Фрагмент страницы:
◆ ◆ ◆ ◆

Попова позже вспомнила еще: «В Москве Яхонтов как-то читал свою работу „Ленин“ в Доме печати… Я сидела в последнем ряду, за мной — проход у стены — из двери в дверь. Почувствовав, что позади кто-то стоит, — обернулась. Стоял Маяковский и слушал две первые части: „Коммунистический манифест“ и „Что делать?“ В. И. Ленина, смонтированные с его поэмой „Владимир Ильич Ленин“. Прослушав эти части, прошел тихо дальше и ушел. Возможно, что он знал, что именно в этих частях „много Маяковского…“».

На этом личные встречи обрываются.

О смерти Маяковского они узнали в тот день, когда сдавали спектакль «Война». Близкие Яхонтову люди говорят, что он пережил это событие «молча». Ни в дневниках, ни в письмах — ничего. Молчание. Но в письме Поповой такие слова: «Смерть Маяковского заняла сейчас в нашей жизни центральное место».

К этому стоит добавить то, что сохранила память писателя Льва Славина и его жены. 15 апреля 1930 года к ним раздался телефонный звонок. Яхонтов спросил:

— Вы слышали о несчастье?

— Да.

— У меня сегодня вечер в Доме печати, я не могу его отменить. Приходите, пожалуйста.

Они пришли. Яхонтов читал Маяковского. Им показалось, что тогда и произошел некий перелом — раньше в исполнении была некоторая грубоватость, крик, агитка. Теперь какой-то совсем другой Маяковский, сдержанный, трагический, почти неправдоподобно спокойный предстал перед слушателями.

Впечатление было огромным и новым, по остроте мало с чем сравнимым.

* * *

В тот ли вечер или в течение ряда подобных вечеров 1930 года, но действительно перелом произошел.

Прежде всего он был количественным.

В исполнении Яхонтова

прозвучали все поэмы Маяковского: «Облако в штанах», «Флейта-позвоночник», «Люблю», «150 000 000», «Война и мир», «Про это», «Владимир Ильич Ленин», «Хорошо!». Стихи поэта артист стал включать почти во все свои программы, вплоть до «Настасьи Филипповны» — композиции по роману Достоевского «Идиот».

(Тема Достоевский — Маяковский, возможно, еще ждет исследования. В мемуарной литературе попадаются на то указания: «С удивлением выслушал я брошенную мимоходом, но все же высочайшую оценку Достоевского… — вспоминает свой разговор с Маяковским Симон Чиковани. — Тридцать лет спустя один из друзей Маяковского доказывал мне, что тот в ранней юности испытывал сильное влияние Достоевского, и это мне показалось убедительным, но в ту давнюю пору я не мог этого понять». Стоит перечитать одну за другой такие поэмы, как «Облако в штанах», «Люблю», «Флейта-позвоночник», представить себе их героя, мечущегося в тисках площадей и улиц, переполненного «громадой любви» и «громадой ненависти», вообразить себе его отношения с городом, с женщиной, с богом, с дьяволом, — и тень Достоевского возникнет. Оставим эту тему полу-гипотезой. Так или иначе, влекомый художественным инстинктом, Яхонтов, вполне вероятно, задел какую-то подпочвенную связь, когда в поисках конечной современной интонации трагического спектакля решил завершить текст Достоевского стихотворением «Дешевая распродажа». Он обратился к Маяковскому за тем, за чем всегда к этому автору обращался — за помощью.)

◆ ◆ ◆ ◆

Продолжите фрагмент о Яхонтове и Маяковском, начав сразу после последнего абзаца. Приведённые далее строки — отдельный материал.

Извлечённые данные:
◆ ◆ ◆ ◆

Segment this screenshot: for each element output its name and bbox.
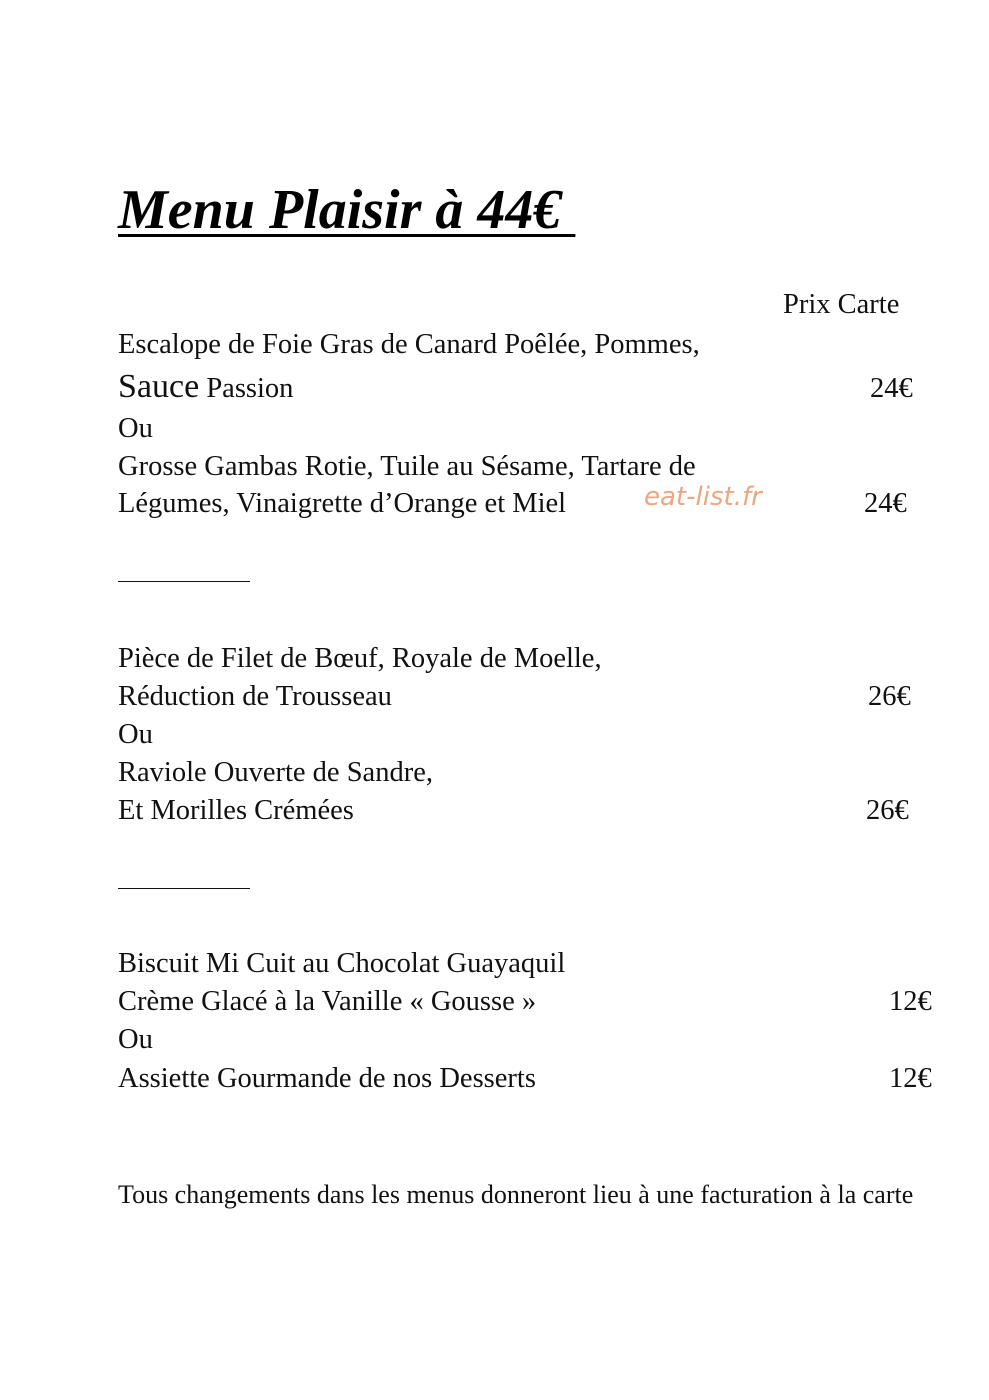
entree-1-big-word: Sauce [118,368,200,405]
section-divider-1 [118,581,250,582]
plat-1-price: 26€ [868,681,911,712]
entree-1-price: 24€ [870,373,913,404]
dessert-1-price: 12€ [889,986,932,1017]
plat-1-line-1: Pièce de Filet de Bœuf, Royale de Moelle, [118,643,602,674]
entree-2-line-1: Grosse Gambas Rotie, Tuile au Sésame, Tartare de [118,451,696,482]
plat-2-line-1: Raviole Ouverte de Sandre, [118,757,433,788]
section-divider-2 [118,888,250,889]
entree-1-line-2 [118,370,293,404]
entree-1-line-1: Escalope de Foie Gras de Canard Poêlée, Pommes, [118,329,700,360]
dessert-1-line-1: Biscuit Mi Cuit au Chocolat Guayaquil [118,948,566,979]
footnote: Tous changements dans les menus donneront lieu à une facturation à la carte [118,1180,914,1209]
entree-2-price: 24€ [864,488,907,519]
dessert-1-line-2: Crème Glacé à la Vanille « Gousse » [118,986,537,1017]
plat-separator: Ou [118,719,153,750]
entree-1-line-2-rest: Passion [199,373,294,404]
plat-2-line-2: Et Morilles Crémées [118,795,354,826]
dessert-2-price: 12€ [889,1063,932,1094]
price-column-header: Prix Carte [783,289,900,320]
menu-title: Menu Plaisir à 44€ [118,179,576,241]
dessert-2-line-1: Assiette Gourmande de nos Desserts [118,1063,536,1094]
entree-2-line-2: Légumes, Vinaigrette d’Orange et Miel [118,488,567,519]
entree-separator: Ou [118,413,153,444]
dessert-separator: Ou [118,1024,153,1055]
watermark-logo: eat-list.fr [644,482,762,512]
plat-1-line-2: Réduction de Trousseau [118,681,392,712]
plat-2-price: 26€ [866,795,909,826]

◆ ◆ ◆ ◆

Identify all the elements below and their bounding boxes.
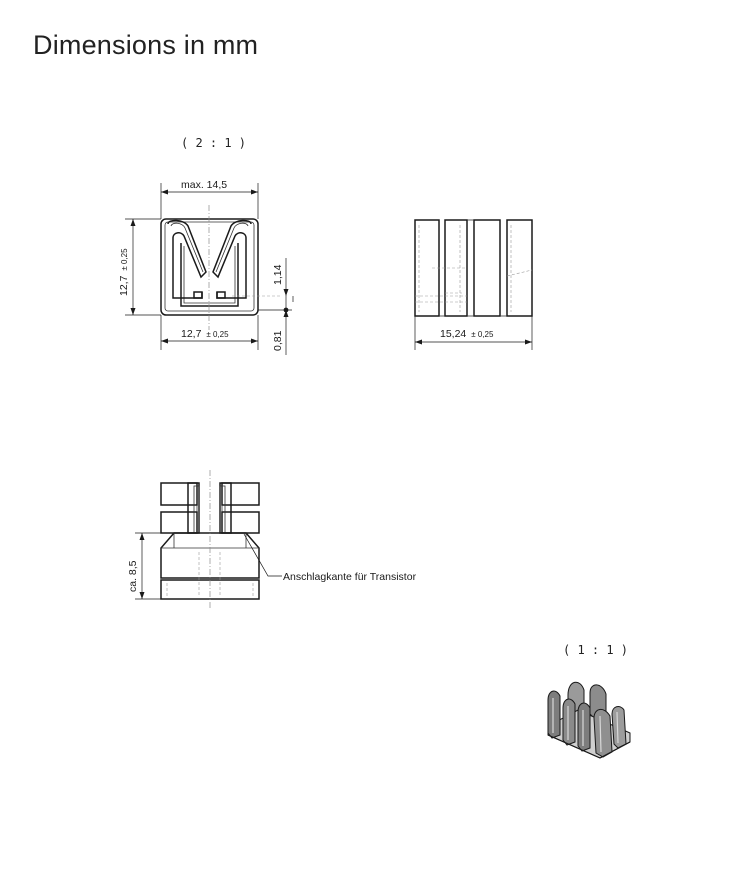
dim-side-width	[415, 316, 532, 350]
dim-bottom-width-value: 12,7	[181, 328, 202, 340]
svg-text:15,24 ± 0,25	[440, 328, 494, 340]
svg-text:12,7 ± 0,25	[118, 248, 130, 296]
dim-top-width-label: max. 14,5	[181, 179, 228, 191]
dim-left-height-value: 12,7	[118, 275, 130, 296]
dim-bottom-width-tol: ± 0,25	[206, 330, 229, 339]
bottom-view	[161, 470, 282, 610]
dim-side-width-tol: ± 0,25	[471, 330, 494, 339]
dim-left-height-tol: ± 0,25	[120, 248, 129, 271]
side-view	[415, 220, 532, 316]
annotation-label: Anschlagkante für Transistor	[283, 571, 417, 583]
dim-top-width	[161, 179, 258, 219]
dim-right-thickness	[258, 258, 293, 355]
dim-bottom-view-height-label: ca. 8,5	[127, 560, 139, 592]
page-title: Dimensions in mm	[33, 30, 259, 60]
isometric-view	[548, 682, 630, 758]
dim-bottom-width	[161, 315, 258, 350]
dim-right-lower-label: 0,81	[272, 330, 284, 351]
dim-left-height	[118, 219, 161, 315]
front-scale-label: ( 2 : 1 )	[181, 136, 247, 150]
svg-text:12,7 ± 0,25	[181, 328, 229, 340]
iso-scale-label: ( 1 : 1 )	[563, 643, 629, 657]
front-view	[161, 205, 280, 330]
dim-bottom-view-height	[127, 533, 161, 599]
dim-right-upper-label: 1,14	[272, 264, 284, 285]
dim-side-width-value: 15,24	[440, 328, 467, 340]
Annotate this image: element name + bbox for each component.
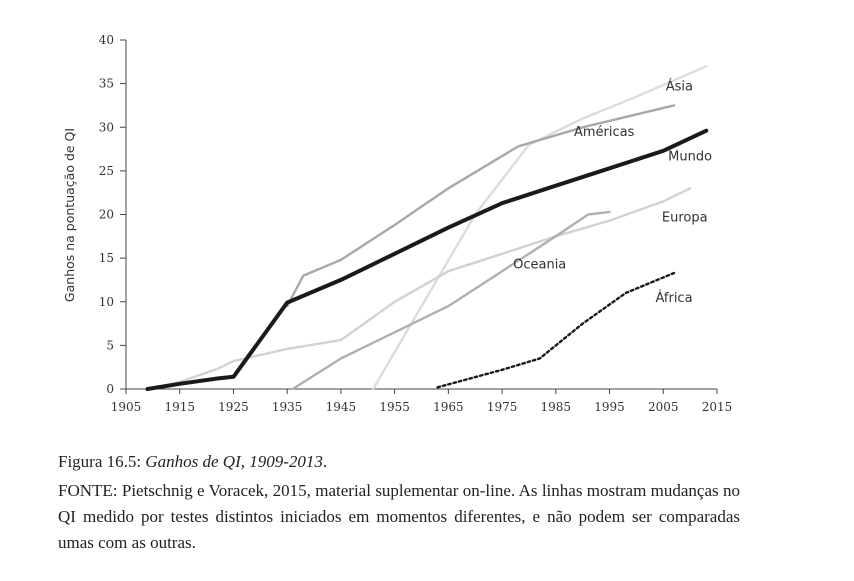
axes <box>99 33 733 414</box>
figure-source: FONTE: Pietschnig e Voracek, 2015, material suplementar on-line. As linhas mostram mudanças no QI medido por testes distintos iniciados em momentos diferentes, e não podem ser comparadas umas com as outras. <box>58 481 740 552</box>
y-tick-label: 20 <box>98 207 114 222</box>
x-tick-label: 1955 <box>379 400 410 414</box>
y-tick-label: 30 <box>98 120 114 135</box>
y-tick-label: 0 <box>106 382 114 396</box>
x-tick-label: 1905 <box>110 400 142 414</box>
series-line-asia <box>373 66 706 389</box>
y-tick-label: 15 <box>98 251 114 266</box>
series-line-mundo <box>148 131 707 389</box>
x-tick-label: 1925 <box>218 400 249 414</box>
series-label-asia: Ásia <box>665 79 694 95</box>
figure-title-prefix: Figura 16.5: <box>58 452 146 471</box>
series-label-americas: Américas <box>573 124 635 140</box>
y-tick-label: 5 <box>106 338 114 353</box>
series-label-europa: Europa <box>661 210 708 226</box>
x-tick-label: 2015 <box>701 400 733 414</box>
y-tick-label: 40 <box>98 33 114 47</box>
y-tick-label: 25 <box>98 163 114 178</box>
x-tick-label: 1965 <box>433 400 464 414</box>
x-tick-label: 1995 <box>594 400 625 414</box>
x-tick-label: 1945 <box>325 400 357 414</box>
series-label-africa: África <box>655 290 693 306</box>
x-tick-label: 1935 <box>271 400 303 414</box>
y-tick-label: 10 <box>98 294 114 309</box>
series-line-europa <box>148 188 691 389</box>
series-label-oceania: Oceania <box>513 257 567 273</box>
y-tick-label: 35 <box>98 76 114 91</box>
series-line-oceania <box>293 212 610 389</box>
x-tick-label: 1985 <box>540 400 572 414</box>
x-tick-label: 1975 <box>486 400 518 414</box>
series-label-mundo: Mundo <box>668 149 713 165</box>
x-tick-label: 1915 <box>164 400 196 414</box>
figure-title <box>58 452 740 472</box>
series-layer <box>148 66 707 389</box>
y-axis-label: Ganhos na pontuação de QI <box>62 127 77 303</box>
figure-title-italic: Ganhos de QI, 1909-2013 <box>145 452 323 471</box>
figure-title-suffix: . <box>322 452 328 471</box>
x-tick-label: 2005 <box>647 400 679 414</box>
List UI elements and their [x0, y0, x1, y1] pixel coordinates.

◆ ◆ ◆ ◆

Решённая задача:
Произведения Маяковского становились поэтической основой сложных яхонтовских композиций («Ленин», «Надо мечтать»), а некоторые — самостоятельными спектаклями. Не всегда и не все проходило гладко, — как и у самого поэта. Когда в 1923 году Маяковский опубликовал поэму «Про это», критики, с грехом пополам привыкшие к облику агитатора, не брезгующего моссельпромовской рекламой, были озадачены возвратом к трагедийной любовной теме. Яхонтов выпускал «Про это» в 1940 году. Попова пишет в одном из писем, что «товарищи, принимавшие программу, нашли неудобным читать эту поэму с эстрады… Мотивировка Реперткома заключалась в том, что тема любви Маяковского звучит нехорошо в связи с линией на укрепление семьи и советской морали». Яхонтов, однако, на этот раз не уступил, нашел товарищей, стоящих над теми, кто принимал его работу, и таким образом одолел ханжество. Премьера «Про это» прошла с успехом. «Воскреси — свое дожить хочу!» — были последние, перед войной прочитанные строки Маяковского.

Попова как-то заметила, что во время войны коллеги Маяковского по перу испытали острое чувство отсутствия Маяковского в своих рядах. «Что касается нас, мы воевали вместе с Маяковским», — сказала она, имея в виду, что за четыре года войны, кажется, не было дня, когда стихи поэта так или иначе не входили бы в их работу.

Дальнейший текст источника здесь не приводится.